_Directions for this task_
Isolate every line in the data with the string "Taiwan" and copy it.

Stored items from a collection:
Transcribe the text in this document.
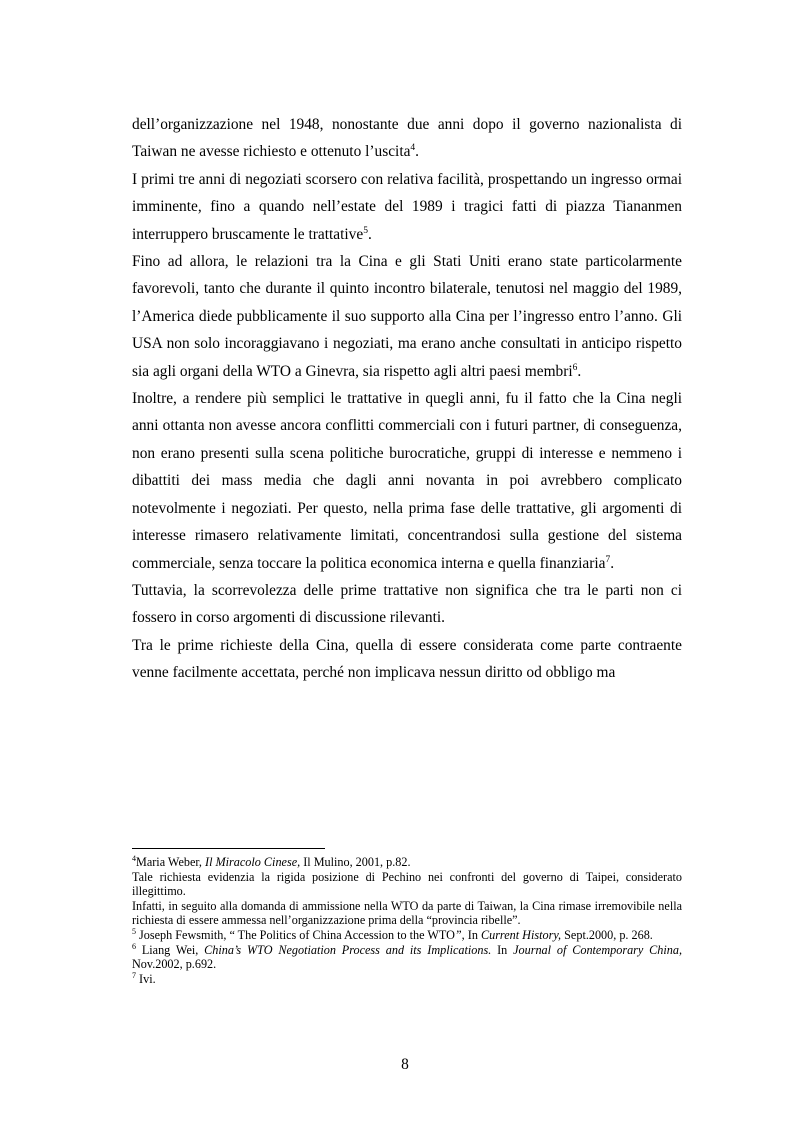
dell’organizzazione nel 1948, nonostante due anni dopo il governo nazionalista di Taiwan ne avesse richiesto e ottenuto l’uscita$^4$.

I primi tre anni di negoziati scorsero con relativa facilità, prospettando un ingresso ormai imminente, fino a quando nell’estate del 1989 i tragici fatti di piazza Tiananmen interruppero bruscamente le trattative$^5$.

Fino ad allora, le relazioni tra la Cina e gli Stati Uniti erano state particolarmente favorevoli, tanto che durante il quinto incontro bilaterale, tenutosi nel maggio del 1989, l’America diede pubblicamente il suo supporto alla Cina per l’ingresso entro l’anno. Gli USA non solo incoraggiavano i negoziati, ma erano anche consultati in anticipo rispetto sia agli organi della WTO a Ginevra, sia rispetto agli altri paesi membri$^6$.

Inoltre, a rendere più semplici le trattative in quegli anni, fu il fatto che la Cina negli anni ottanta non avesse ancora conflitti commerciali con i futuri partner, di conseguenza, non erano presenti sulla scena politiche burocratiche, gruppi di interesse e nemmeno i dibattiti dei mass media che dagli anni novanta in poi avrebbero complicato notevolmente i negoziati. Per questo, nella prima fase delle trattative, gli argomenti di interesse rimasero relativamente limitati, concentrandosi sulla gestione del sistema commerciale, senza toccare la politica economica interna e quella finanziaria$^7$.

Tuttavia, la scorrevolezza delle prime trattative non significa che tra le parti non ci fossero in corso argomenti di discussione rilevanti.

Tra le prime richieste della Cina, quella di essere considerata come parte contraente venne facilmente accettata, perché non implicava nessun diritto od obbligo ma

$^4$Maria Weber, Il Miracolo Cinese, Il Mulino, 2001, p.82.

Tale richiesta evidenzia la rigida posizione di Pechino nei confronti del governo di Taipei, considerato illegittimo.

Infatti, in seguito alla domanda di ammissione nella WTO da parte di Taiwan, la Cina rimase irremovibile nella richiesta di essere ammessa nell’organizzazione prima della “provincia ribelle”.

$^5$ Joseph Fewsmith, “ The Politics of China Accession to the WTO”, In Current History, Sept.2000, p. 268.

$^6$ Liang Wei, China’s WTO Negotiation Process and its Implications. In Journal of Contemporary China, Nov.2002, p.692.

$^7$ Ivi.

8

_Solution for this problem_
dell’organizzazione nel 1948, nonostante due anni dopo il governo nazionalista di Taiwan ne avesse richiesto e ottenuto l’uscita$^4$.
Infatti, in seguito alla domanda di ammissione nella WTO da parte di Taiwan, la Cina rimase irremovibile nella richiesta di essere ammessa nell’organizzazione prima della “provincia ribelle”.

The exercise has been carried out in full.